Source:
────────────────

# Re-magnetize screwdrivers



## Dave1 (11/5/16)

I was helping some friends with wicking and coiling today and noticed how they battled with screws because their screwdrivers had lost their magnetism after being used to straighten and neaten their coils after they had pulsed them. 

Heat removes the magnetism in metals and most of those small screwdrivers are made of really cheap metal and don't retain much of that magical ability to make the screws stick to them which of course makes refilling a tank like the Lemo a little more difficult.





We have everything we need right there on most mods to fix this. The snap on cover has powerful little magnets. Remember to always use the same one for best results.





Place the screwdriver as below on a magnet from the mod cover and pull back all the way till it is off the magnet.




Always pull in the same direction and only keep contact with the magnet in one direction. Put on the magnet, pull back until no longer in contact with the magnet, pick-up and put back in the starting position.




Do this a few times and the magic returns.




Repeat as required when needed.

It's the little things that make life more pleasant. Hope this helps someone.

────────────────

Saved data entries:
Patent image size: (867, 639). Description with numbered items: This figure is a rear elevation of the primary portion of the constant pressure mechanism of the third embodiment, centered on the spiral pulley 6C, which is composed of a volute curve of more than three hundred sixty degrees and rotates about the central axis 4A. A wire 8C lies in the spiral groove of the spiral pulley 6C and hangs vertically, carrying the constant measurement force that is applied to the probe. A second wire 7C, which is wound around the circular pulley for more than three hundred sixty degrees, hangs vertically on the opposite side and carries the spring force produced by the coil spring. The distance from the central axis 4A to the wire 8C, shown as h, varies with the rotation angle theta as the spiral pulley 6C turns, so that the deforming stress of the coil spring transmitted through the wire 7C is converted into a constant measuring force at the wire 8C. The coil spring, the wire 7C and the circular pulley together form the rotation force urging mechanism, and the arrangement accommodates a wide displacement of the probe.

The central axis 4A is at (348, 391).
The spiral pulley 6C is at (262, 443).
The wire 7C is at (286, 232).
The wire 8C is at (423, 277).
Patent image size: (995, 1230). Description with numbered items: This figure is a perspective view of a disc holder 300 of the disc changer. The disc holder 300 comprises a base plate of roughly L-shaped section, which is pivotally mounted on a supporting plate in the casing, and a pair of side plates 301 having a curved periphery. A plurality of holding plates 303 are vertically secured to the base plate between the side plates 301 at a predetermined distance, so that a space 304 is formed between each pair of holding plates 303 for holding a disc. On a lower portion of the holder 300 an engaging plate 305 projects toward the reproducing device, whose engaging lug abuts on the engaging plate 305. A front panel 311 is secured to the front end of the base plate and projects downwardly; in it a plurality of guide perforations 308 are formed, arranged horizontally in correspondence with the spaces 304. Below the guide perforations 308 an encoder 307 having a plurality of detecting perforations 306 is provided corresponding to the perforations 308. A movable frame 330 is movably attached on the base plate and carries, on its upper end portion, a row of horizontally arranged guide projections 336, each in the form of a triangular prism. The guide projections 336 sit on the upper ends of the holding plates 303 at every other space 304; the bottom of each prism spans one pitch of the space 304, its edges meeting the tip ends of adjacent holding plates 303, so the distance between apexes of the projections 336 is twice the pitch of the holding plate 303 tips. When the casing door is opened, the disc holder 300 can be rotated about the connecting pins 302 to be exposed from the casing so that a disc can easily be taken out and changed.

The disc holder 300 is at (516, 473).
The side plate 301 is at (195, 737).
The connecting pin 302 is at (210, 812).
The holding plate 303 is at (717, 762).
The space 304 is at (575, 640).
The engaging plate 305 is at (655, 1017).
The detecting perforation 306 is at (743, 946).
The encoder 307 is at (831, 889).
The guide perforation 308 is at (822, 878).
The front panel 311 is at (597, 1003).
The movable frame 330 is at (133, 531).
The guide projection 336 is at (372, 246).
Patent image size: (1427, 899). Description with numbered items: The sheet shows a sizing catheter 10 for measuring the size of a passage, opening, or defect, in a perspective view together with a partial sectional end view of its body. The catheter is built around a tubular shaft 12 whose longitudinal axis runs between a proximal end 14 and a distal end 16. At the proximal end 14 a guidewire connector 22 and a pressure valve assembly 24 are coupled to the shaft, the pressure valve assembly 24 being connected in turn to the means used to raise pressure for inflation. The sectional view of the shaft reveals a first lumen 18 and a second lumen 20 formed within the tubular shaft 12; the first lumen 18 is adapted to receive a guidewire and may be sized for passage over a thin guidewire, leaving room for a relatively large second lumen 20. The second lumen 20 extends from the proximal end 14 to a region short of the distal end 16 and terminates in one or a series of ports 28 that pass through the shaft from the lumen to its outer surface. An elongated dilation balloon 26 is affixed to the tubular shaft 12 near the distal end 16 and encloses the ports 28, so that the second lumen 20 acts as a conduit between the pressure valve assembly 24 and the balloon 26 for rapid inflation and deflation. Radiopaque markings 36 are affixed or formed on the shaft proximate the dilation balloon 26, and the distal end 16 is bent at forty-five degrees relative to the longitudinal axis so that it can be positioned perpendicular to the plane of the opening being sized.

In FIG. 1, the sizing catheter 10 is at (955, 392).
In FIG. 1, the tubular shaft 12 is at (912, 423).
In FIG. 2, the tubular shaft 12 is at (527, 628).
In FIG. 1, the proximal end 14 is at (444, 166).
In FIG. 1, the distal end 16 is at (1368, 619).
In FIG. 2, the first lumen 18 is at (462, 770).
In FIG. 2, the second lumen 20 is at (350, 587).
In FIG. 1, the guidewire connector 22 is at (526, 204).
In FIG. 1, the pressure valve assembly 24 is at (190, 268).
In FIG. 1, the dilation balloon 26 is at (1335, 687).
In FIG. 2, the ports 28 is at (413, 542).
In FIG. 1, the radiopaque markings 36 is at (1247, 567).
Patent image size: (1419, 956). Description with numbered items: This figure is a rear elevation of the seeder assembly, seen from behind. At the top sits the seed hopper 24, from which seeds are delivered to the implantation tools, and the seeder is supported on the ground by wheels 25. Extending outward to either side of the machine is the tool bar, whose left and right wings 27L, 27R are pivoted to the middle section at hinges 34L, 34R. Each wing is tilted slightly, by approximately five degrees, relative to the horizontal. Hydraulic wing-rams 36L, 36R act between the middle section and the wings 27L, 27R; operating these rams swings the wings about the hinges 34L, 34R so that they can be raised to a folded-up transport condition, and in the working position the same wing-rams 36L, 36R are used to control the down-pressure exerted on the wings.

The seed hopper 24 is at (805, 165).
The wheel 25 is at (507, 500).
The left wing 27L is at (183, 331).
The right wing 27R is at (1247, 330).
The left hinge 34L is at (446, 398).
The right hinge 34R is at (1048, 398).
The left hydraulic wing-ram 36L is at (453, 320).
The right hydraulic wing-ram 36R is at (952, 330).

────────────────

Exercise instructions:
- A) In the screwdriver post, what removes the magnetism in metals?
- B) Rename "Lemo" to "Nautilus" in the screwdriver post from "## Dave1 (11/5/16)" up to and including "for best results.".

Answers for the tasks:
- A) Heat

- B)
## Dave1 (11/5/16)

I was helping some friends with wicking and coiling today and noticed how they battled with screws because their screwdrivers had lost their magnetism after being used to straighten and neaten their coils after they had pulsed them. 

Heat removes the magnetism in metals and most of those small screwdrivers are made of really cheap metal and don't retain much of that magical ability to make the screws stick to them which of course makes refilling a tank like the Nautilus a little more difficult.





We have everything we need right there on most mods to fix this. The snap on cover has powerful little magnets. Remember to always use the same one for best results.